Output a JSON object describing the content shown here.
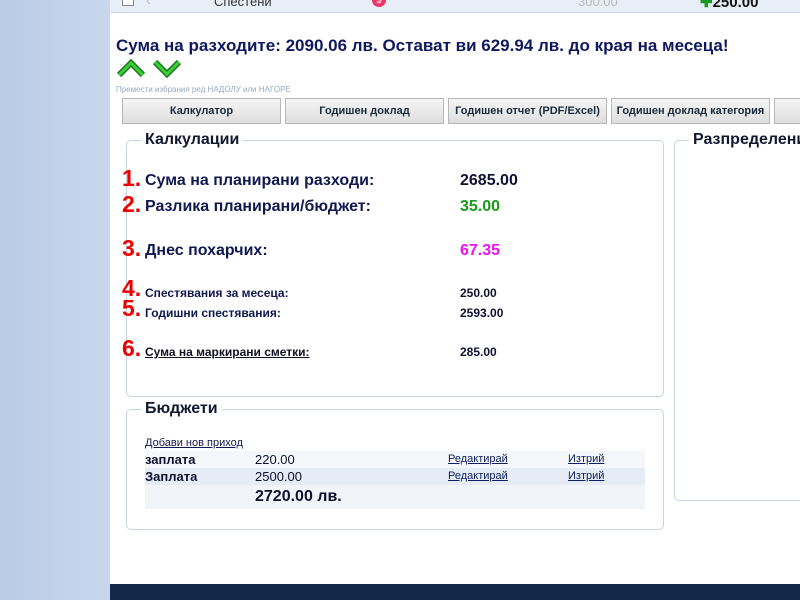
{
  "top_row": {
    "label": "Спестени",
    "amount_faded": "300.00",
    "amount": "250.00"
  },
  "summary": "Сума на разходите: 2090.06 лв. Остават ви 629.94 лв. до края на месеца!",
  "move_hint": "Премести избрания ред НАДОЛУ или НАГОРЕ",
  "tabs": [
    "Калкулатор",
    "Годишен доклад",
    "Годишен отчет (PDF/Excel)",
    "Годишен доклад категория"
  ],
  "calculations": {
    "title": "Калкулации",
    "rows": [
      {
        "num": "1.",
        "label": "Сума на планирани разходи:",
        "value": "2685.00",
        "color": "#101030"
      },
      {
        "num": "2.",
        "label": "Разлика планирани/бюджет:",
        "value": "35.00",
        "color": "#1a9a1a"
      },
      {
        "num": "3.",
        "label": "Днес похарчих:",
        "value": "67.35",
        "color": "#ee11ee"
      },
      {
        "num": "4.",
        "label": "Спестявания за месеца:",
        "value": "250.00",
        "color": "#101030"
      },
      {
        "num": "5.",
        "label": "Годишни спестявания:",
        "value": "2593.00",
        "color": "#101030"
      },
      {
        "num": "6.",
        "label": "Сума на маркирани сметки:",
        "value": "285.00",
        "color": "#101030"
      }
    ]
  },
  "distribution": {
    "title": "Разпределение"
  },
  "budgets": {
    "title": "Бюджети",
    "add_link": "Добави нов приход",
    "rows": [
      {
        "name": "заплата",
        "amount": "220.00",
        "edit": "Редактирай",
        "delete": "Изтрий"
      },
      {
        "name": "Заплата",
        "amount": "2500.00",
        "edit": "Редактирай",
        "delete": "Изтрий"
      }
    ],
    "total": "2720.00 лв."
  }
}
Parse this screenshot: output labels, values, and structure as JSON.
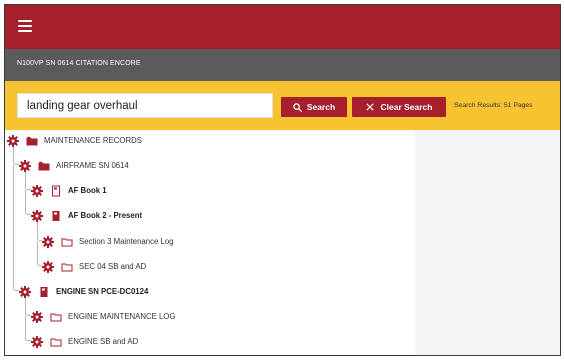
{
  "header": {
    "menu_icon": "hamburger-menu-icon"
  },
  "aircraft": {
    "title": "N100VP SN 0614 CITATION ENCORE"
  },
  "search": {
    "value": "landing gear overhaul",
    "search_label": "Search",
    "clear_label": "Clear Search",
    "results_text": "Search Results: 51 Pages"
  },
  "colors": {
    "brand": "#a51f2d",
    "subbar": "#5b5b5b",
    "search_bar": "#f7c331",
    "pane": "#f5f5f5"
  },
  "tree": [
    {
      "label": "MAINTENANCE RECORDS",
      "icon": "folder-filled-icon",
      "bold": false
    },
    {
      "label": "AIRFRAME SN 0614",
      "icon": "folder-filled-icon",
      "bold": false
    },
    {
      "label": "AF Book 1",
      "icon": "book-outline-icon",
      "bold": true
    },
    {
      "label": "AF Book 2 - Present",
      "icon": "book-filled-icon",
      "bold": true
    },
    {
      "label": "Section 3 Maintenance Log",
      "icon": "folder-outline-icon",
      "bold": false
    },
    {
      "label": "SEC 04 SB and AD",
      "icon": "folder-outline-icon",
      "bold": false
    },
    {
      "label": "ENGINE SN PCE-DC0124",
      "icon": "book-filled-icon",
      "bold": true
    },
    {
      "label": "ENGINE MAINTENANCE LOG",
      "icon": "folder-outline-icon",
      "bold": false
    },
    {
      "label": "ENGINE SB and AD",
      "icon": "folder-outline-icon",
      "bold": false
    }
  ]
}
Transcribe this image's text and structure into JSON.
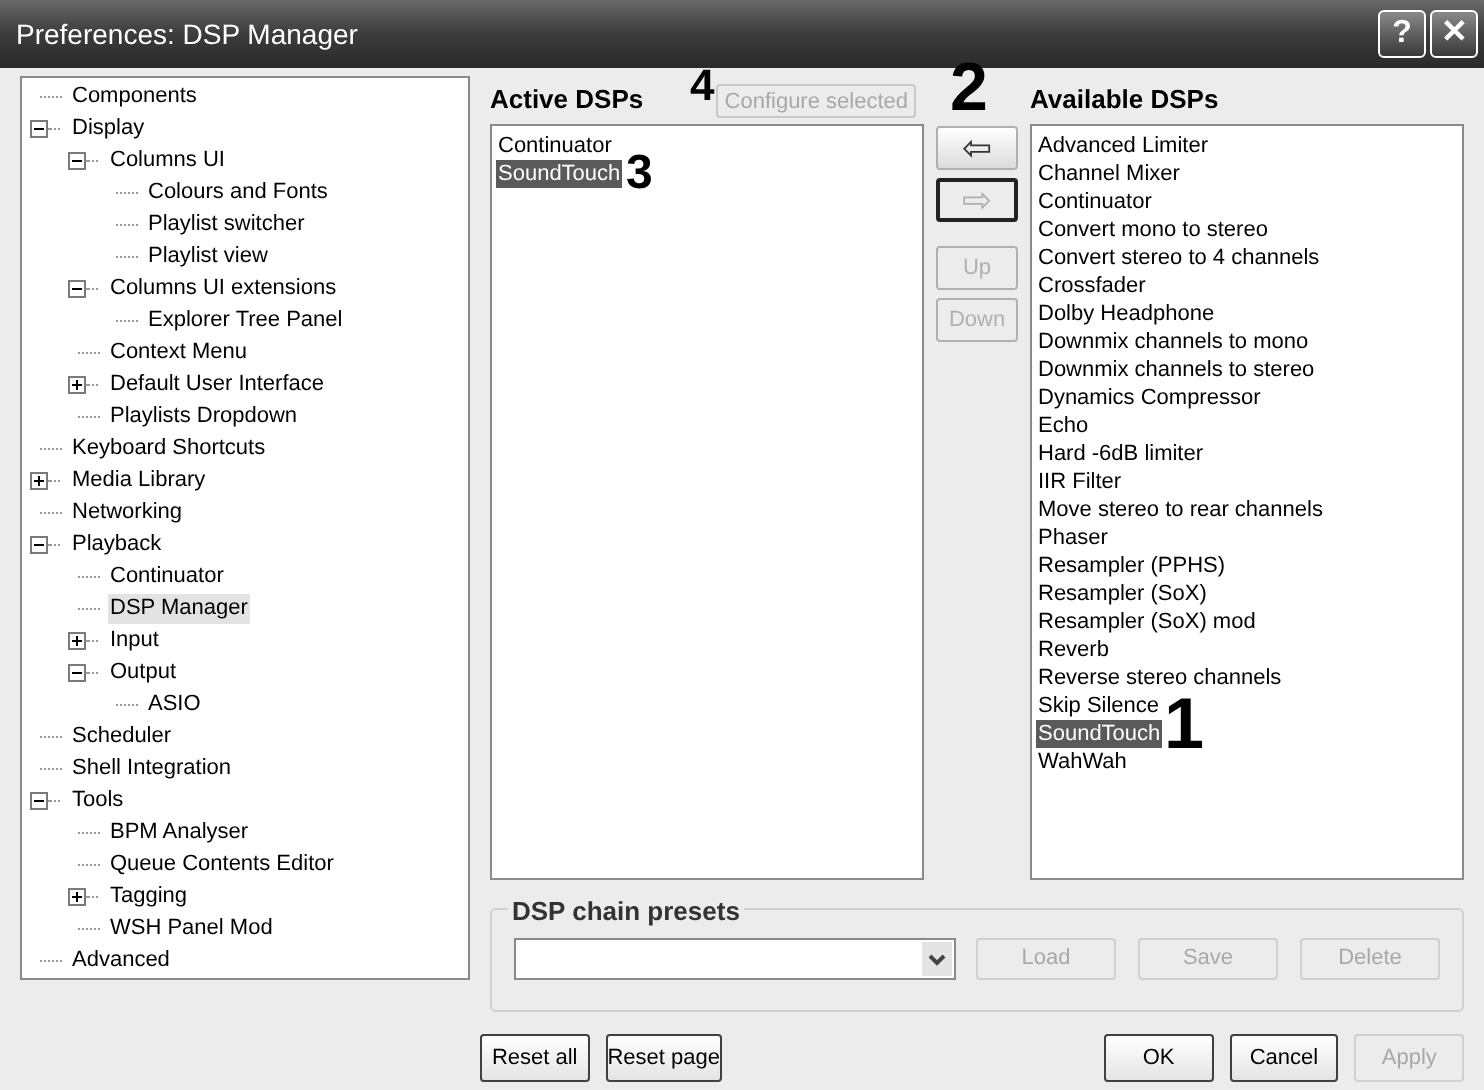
{
  "window": {
    "title": "Preferences: DSP Manager",
    "buttons": [
      "?",
      "✕"
    ]
  },
  "tree": [
    {
      "label": "Components",
      "selected": false
    },
    {
      "label": "Display",
      "selected": false,
      "expanded": true,
      "children": [
        {
          "label": "Columns UI",
          "selected": false,
          "expanded": true,
          "children": [
            {
              "label": "Colours and Fonts",
              "selected": false
            },
            {
              "label": "Playlist switcher",
              "selected": false
            },
            {
              "label": "Playlist view",
              "selected": false
            }
          ]
        },
        {
          "label": "Columns UI extensions",
          "selected": false,
          "expanded": true,
          "children": [
            {
              "label": "Explorer Tree Panel",
              "selected": false
            }
          ]
        },
        {
          "label": "Context Menu",
          "selected": false
        },
        {
          "label": "Default User Interface",
          "selected": false,
          "expanded": false
        },
        {
          "label": "Playlists Dropdown",
          "selected": false
        }
      ]
    },
    {
      "label": "Keyboard Shortcuts",
      "selected": false
    },
    {
      "label": "Media Library",
      "selected": false,
      "expanded": false
    },
    {
      "label": "Networking",
      "selected": false
    },
    {
      "label": "Playback",
      "selected": false,
      "expanded": true,
      "children": [
        {
          "label": "Continuator",
          "selected": false
        },
        {
          "label": "DSP Manager",
          "selected": true
        },
        {
          "label": "Input",
          "selected": false,
          "expanded": false
        },
        {
          "label": "Output",
          "selected": false,
          "expanded": true,
          "children": [
            {
              "label": "ASIO",
              "selected": false
            }
          ]
        }
      ]
    },
    {
      "label": "Scheduler",
      "selected": false
    },
    {
      "label": "Shell Integration",
      "selected": false
    },
    {
      "label": "Tools",
      "selected": false,
      "expanded": true,
      "children": [
        {
          "label": "BPM Analyser",
          "selected": false
        },
        {
          "label": "Queue Contents Editor",
          "selected": false
        },
        {
          "label": "Tagging",
          "selected": false,
          "expanded": false
        },
        {
          "label": "WSH Panel Mod",
          "selected": false
        }
      ]
    },
    {
      "label": "Advanced",
      "selected": false
    }
  ],
  "active_dsps": {
    "title": "Active DSPs",
    "configure_button": {
      "label": "Configure selected",
      "disabled": true
    },
    "items": [
      {
        "label": "Continuator",
        "selected": false
      },
      {
        "label": "SoundTouch",
        "selected": true
      }
    ]
  },
  "move_buttons": [
    {
      "kind": "add",
      "label": "⇦",
      "disabled": false,
      "focused": false
    },
    {
      "kind": "remove",
      "label": "⇨",
      "disabled": true,
      "focused": true
    },
    {
      "kind": "text",
      "label": "Up",
      "disabled": true,
      "focused": false
    },
    {
      "kind": "text",
      "label": "Down",
      "disabled": true,
      "focused": false
    }
  ],
  "available_dsps": {
    "title": "Available DSPs",
    "items": [
      {
        "label": "Advanced Limiter",
        "selected": false
      },
      {
        "label": "Channel Mixer",
        "selected": false
      },
      {
        "label": "Continuator",
        "selected": false
      },
      {
        "label": "Convert mono to stereo",
        "selected": false
      },
      {
        "label": "Convert stereo to 4 channels",
        "selected": false
      },
      {
        "label": "Crossfader",
        "selected": false
      },
      {
        "label": "Dolby Headphone",
        "selected": false
      },
      {
        "label": "Downmix channels to mono",
        "selected": false
      },
      {
        "label": "Downmix channels to stereo",
        "selected": false
      },
      {
        "label": "Dynamics Compressor",
        "selected": false
      },
      {
        "label": "Echo",
        "selected": false
      },
      {
        "label": "Hard -6dB limiter",
        "selected": false
      },
      {
        "label": "IIR Filter",
        "selected": false
      },
      {
        "label": "Move stereo to rear channels",
        "selected": false
      },
      {
        "label": "Phaser",
        "selected": false
      },
      {
        "label": "Resampler (PPHS)",
        "selected": false
      },
      {
        "label": "Resampler (SoX)",
        "selected": false
      },
      {
        "label": "Resampler (SoX) mod",
        "selected": false
      },
      {
        "label": "Reverb",
        "selected": false
      },
      {
        "label": "Reverse stereo channels",
        "selected": false
      },
      {
        "label": "Skip Silence",
        "selected": false
      },
      {
        "label": "SoundTouch",
        "selected": true
      },
      {
        "label": "WahWah",
        "selected": false
      }
    ]
  },
  "presets": {
    "title": "DSP chain presets",
    "buttons": [
      {
        "label": "Load",
        "disabled": true
      },
      {
        "label": "Save",
        "disabled": true
      },
      {
        "label": "Delete",
        "disabled": true
      }
    ]
  },
  "footer_buttons": [
    {
      "label": "Reset all",
      "disabled": false
    },
    {
      "label": "Reset page",
      "disabled": false
    },
    {
      "label": "OK",
      "disabled": false
    },
    {
      "label": "Cancel",
      "disabled": false
    },
    {
      "label": "Apply",
      "disabled": true
    }
  ],
  "annotations": [
    "1",
    "2",
    "3",
    "4"
  ]
}
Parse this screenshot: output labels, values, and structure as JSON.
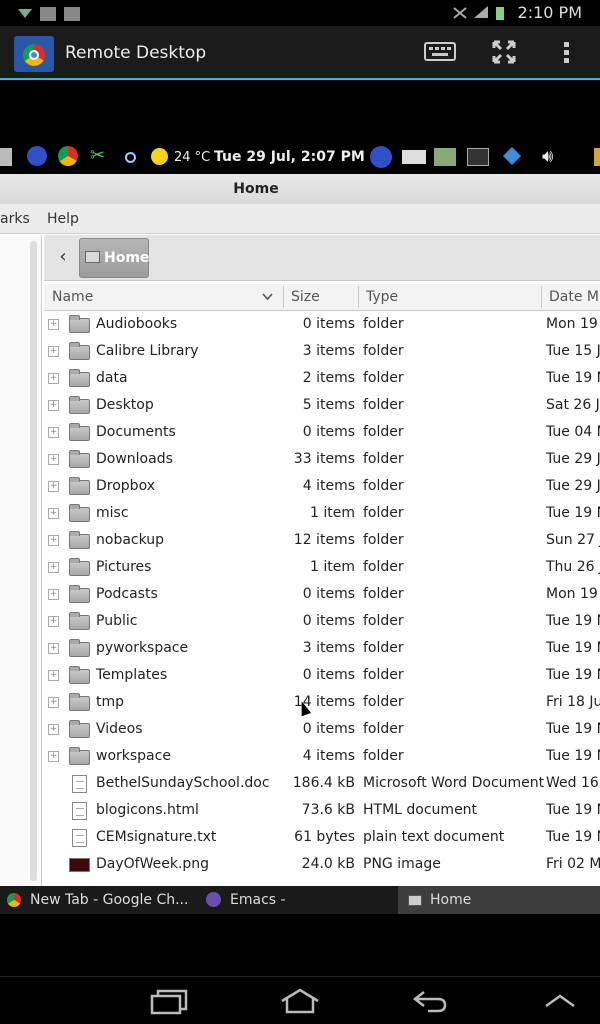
{
  "status_bar": {
    "time": "2:10 PM"
  },
  "app_bar": {
    "title": "Remote Desktop"
  },
  "panel": {
    "temperature": "24 °C",
    "clock": "Tue 29 Jul,  2:07 PM"
  },
  "window": {
    "title": "Home",
    "menu": {
      "bookmarks_partial": "arks",
      "help": "Help"
    },
    "breadcrumb": {
      "home": "Home"
    },
    "columns": {
      "name": "Name",
      "size": "Size",
      "type": "Type",
      "date": "Date M"
    },
    "rows": [
      {
        "name": "Audiobooks",
        "size": "0 items",
        "type": "folder",
        "date": "Mon 19",
        "kind": "folder"
      },
      {
        "name": "Calibre Library",
        "size": "3 items",
        "type": "folder",
        "date": "Tue 15 J",
        "kind": "folder"
      },
      {
        "name": "data",
        "size": "2 items",
        "type": "folder",
        "date": "Tue 19 N",
        "kind": "folder"
      },
      {
        "name": "Desktop",
        "size": "5 items",
        "type": "folder",
        "date": "Sat 26 J",
        "kind": "folder"
      },
      {
        "name": "Documents",
        "size": "0 items",
        "type": "folder",
        "date": "Tue 04 N",
        "kind": "folder"
      },
      {
        "name": "Downloads",
        "size": "33 items",
        "type": "folder",
        "date": "Tue 29 J",
        "kind": "folder"
      },
      {
        "name": "Dropbox",
        "size": "4 items",
        "type": "folder",
        "date": "Tue 29 J",
        "kind": "folder"
      },
      {
        "name": "misc",
        "size": "1 item",
        "type": "folder",
        "date": "Tue 19 N",
        "kind": "folder"
      },
      {
        "name": "nobackup",
        "size": "12 items",
        "type": "folder",
        "date": "Sun 27 J",
        "kind": "folder"
      },
      {
        "name": "Pictures",
        "size": "1 item",
        "type": "folder",
        "date": "Thu 26 J",
        "kind": "folder"
      },
      {
        "name": "Podcasts",
        "size": "0 items",
        "type": "folder",
        "date": "Mon 19",
        "kind": "folder"
      },
      {
        "name": "Public",
        "size": "0 items",
        "type": "folder",
        "date": "Tue 19 N",
        "kind": "folder"
      },
      {
        "name": "pyworkspace",
        "size": "3 items",
        "type": "folder",
        "date": "Tue 19 N",
        "kind": "folder"
      },
      {
        "name": "Templates",
        "size": "0 items",
        "type": "folder",
        "date": "Tue 19 N",
        "kind": "folder"
      },
      {
        "name": "tmp",
        "size": "14 items",
        "type": "folder",
        "date": "Fri 18 Ju",
        "kind": "folder"
      },
      {
        "name": "Videos",
        "size": "0 items",
        "type": "folder",
        "date": "Tue 19 N",
        "kind": "folder"
      },
      {
        "name": "workspace",
        "size": "4 items",
        "type": "folder",
        "date": "Tue 19 N",
        "kind": "folder"
      },
      {
        "name": "BethelSundaySchool.doc",
        "size": "186.4 kB",
        "type": "Microsoft Word Document",
        "date": "Wed 16",
        "kind": "doc"
      },
      {
        "name": "blogicons.html",
        "size": "73.6 kB",
        "type": "HTML document",
        "date": "Tue 19 N",
        "kind": "doc"
      },
      {
        "name": "CEMsignature.txt",
        "size": "61 bytes",
        "type": "plain text document",
        "date": "Tue 19 N",
        "kind": "doc"
      },
      {
        "name": "DayOfWeek.png",
        "size": "24.0 kB",
        "type": "PNG image",
        "date": "Fri 02 M",
        "kind": "image"
      }
    ]
  },
  "taskbar": {
    "tasks": [
      {
        "label": "New Tab - Google Ch..."
      },
      {
        "label": "Emacs -"
      },
      {
        "label": "Home"
      }
    ]
  },
  "colors": {
    "accent": "#33b5e5",
    "status_bg": "#000000",
    "window_bg": "#ffffff"
  }
}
::::::::::
▶ Exercise objective: Pick out the lines containing the string "Manager".

▶ Solution to the problem:
    "title": "Preferences: DSP Manager",
          "label": "DSP Manager",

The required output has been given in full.